** BEGIN **

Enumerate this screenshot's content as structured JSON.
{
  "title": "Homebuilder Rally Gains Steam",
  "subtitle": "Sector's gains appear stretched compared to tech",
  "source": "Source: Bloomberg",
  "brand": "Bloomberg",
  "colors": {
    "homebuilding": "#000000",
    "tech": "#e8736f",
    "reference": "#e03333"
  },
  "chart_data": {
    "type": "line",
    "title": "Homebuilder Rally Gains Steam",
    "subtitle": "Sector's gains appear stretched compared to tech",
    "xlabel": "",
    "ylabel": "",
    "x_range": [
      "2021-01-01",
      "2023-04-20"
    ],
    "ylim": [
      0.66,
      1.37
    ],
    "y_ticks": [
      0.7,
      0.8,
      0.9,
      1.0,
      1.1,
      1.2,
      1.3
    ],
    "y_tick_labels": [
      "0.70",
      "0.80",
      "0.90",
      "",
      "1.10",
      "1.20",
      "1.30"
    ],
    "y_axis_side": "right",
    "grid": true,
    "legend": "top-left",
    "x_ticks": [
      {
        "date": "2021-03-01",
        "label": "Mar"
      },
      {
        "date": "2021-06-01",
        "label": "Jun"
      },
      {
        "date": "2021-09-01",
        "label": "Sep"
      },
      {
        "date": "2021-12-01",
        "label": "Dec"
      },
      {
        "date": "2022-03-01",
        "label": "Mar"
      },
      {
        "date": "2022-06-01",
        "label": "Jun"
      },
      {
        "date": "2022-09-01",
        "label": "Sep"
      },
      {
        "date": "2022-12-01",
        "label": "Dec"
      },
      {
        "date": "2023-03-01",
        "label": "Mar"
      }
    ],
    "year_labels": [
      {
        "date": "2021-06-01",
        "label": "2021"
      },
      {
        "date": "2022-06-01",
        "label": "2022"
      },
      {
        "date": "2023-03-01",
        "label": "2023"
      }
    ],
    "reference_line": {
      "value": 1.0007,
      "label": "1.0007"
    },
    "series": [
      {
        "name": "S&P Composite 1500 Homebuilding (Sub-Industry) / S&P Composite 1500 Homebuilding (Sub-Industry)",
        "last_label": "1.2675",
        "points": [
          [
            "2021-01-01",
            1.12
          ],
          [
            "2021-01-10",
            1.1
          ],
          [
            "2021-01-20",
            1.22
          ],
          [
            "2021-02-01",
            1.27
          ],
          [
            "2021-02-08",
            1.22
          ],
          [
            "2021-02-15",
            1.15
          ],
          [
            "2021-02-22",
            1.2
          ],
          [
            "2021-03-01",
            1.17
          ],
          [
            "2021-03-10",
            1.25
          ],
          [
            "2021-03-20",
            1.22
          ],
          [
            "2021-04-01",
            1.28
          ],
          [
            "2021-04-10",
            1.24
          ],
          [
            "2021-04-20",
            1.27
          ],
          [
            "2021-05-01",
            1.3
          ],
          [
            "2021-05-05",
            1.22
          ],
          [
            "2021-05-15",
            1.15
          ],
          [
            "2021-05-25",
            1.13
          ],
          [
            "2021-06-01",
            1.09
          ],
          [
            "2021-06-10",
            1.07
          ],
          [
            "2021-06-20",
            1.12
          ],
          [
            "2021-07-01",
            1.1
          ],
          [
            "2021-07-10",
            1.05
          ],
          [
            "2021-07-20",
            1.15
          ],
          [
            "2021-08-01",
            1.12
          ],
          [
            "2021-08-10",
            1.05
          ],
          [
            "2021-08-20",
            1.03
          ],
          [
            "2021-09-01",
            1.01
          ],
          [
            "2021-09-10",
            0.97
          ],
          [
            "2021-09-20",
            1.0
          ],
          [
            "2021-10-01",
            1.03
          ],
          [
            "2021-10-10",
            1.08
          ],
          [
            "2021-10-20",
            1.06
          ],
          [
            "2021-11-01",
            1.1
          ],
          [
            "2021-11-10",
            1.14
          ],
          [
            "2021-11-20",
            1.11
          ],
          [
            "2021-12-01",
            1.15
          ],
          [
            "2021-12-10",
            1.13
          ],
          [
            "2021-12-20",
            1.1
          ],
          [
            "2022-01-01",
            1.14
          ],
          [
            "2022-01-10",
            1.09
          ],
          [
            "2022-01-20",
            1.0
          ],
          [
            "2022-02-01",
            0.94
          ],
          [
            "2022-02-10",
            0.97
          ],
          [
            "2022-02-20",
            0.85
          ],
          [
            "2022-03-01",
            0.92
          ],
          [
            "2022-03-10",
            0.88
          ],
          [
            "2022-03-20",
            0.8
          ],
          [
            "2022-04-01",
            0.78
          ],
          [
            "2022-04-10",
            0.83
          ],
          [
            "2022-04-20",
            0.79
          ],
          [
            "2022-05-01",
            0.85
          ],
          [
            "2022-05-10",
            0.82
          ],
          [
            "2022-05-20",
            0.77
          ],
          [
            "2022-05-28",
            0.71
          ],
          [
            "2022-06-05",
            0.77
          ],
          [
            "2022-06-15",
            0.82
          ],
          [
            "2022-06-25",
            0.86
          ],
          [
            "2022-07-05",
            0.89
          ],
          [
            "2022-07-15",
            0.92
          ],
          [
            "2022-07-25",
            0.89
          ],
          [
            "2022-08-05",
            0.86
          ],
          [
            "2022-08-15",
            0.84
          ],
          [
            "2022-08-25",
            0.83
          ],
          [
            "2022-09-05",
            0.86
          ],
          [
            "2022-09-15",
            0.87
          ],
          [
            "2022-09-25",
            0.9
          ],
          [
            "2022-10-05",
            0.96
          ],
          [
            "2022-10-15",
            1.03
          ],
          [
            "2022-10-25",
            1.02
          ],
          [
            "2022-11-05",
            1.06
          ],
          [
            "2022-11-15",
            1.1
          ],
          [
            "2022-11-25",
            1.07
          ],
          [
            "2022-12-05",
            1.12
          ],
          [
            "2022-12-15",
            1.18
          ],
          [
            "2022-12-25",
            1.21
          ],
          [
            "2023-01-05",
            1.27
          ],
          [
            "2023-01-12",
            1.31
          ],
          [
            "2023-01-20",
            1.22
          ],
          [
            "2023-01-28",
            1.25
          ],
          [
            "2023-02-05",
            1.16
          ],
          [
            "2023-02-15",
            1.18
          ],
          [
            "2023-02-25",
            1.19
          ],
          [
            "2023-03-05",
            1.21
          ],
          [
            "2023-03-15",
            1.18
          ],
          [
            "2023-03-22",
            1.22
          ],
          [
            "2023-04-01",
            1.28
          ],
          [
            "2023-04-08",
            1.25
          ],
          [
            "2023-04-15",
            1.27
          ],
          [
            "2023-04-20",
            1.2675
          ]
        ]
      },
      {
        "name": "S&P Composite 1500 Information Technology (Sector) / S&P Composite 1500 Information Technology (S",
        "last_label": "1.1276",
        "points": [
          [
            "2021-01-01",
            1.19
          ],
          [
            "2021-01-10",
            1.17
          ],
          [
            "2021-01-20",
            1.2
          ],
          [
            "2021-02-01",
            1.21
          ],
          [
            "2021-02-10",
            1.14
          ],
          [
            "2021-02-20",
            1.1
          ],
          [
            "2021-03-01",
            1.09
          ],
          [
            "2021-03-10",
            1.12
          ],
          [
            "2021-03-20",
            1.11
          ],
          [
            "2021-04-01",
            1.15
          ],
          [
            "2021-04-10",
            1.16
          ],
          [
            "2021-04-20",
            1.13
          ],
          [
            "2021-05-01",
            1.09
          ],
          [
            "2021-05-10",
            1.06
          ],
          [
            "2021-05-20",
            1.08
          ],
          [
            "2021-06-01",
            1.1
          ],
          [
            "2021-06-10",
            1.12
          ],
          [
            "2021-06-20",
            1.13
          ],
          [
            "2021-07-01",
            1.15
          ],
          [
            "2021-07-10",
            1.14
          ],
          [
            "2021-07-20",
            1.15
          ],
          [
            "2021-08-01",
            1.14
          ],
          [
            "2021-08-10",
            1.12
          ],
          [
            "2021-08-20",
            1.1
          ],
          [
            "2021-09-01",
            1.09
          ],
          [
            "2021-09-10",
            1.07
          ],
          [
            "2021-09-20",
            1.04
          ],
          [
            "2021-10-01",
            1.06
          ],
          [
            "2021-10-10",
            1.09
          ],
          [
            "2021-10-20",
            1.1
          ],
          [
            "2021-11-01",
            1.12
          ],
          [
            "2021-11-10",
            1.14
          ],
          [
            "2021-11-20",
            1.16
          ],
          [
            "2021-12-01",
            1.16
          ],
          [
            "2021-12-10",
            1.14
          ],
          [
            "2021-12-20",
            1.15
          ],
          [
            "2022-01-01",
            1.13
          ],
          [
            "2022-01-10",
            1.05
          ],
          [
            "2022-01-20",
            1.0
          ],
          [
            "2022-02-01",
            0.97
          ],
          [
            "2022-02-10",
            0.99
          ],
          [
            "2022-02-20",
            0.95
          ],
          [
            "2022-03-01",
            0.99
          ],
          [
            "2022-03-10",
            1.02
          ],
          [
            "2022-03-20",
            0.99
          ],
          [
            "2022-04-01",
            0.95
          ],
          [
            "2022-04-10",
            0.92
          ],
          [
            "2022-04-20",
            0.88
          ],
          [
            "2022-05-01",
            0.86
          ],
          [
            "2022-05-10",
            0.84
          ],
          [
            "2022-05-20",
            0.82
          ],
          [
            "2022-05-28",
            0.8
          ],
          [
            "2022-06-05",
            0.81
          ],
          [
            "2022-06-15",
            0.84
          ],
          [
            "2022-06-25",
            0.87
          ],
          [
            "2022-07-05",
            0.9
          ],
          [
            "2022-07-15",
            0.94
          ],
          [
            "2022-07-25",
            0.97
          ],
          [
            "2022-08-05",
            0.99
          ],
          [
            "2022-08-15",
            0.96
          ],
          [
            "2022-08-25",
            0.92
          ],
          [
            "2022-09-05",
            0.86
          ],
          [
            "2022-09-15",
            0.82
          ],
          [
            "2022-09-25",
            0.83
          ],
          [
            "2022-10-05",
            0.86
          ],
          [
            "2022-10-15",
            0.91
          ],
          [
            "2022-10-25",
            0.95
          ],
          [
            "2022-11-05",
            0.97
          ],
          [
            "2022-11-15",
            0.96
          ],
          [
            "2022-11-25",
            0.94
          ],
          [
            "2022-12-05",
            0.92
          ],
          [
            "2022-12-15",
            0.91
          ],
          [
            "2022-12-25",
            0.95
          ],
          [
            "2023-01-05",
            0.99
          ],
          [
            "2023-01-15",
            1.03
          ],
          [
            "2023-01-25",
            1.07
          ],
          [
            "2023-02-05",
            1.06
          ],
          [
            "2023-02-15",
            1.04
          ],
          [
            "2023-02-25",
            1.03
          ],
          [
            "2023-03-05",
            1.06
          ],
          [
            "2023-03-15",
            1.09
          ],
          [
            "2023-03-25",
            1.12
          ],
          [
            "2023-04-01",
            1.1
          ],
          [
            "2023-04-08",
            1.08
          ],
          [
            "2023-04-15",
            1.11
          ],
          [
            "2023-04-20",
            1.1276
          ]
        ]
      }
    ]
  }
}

** END **

#### What you need to do:
Which lines include the word "Sector"? Copy every one of them.

#### Solution for this task:
  "subtitle": "Sector's gains appear stretched compared to tech",
    "subtitle": "Sector's gains appear stretched compared to tech",
        "name": "S&P Composite 1500 Information Technology (Sector) / S&P Composite 1500 Information Technology (S",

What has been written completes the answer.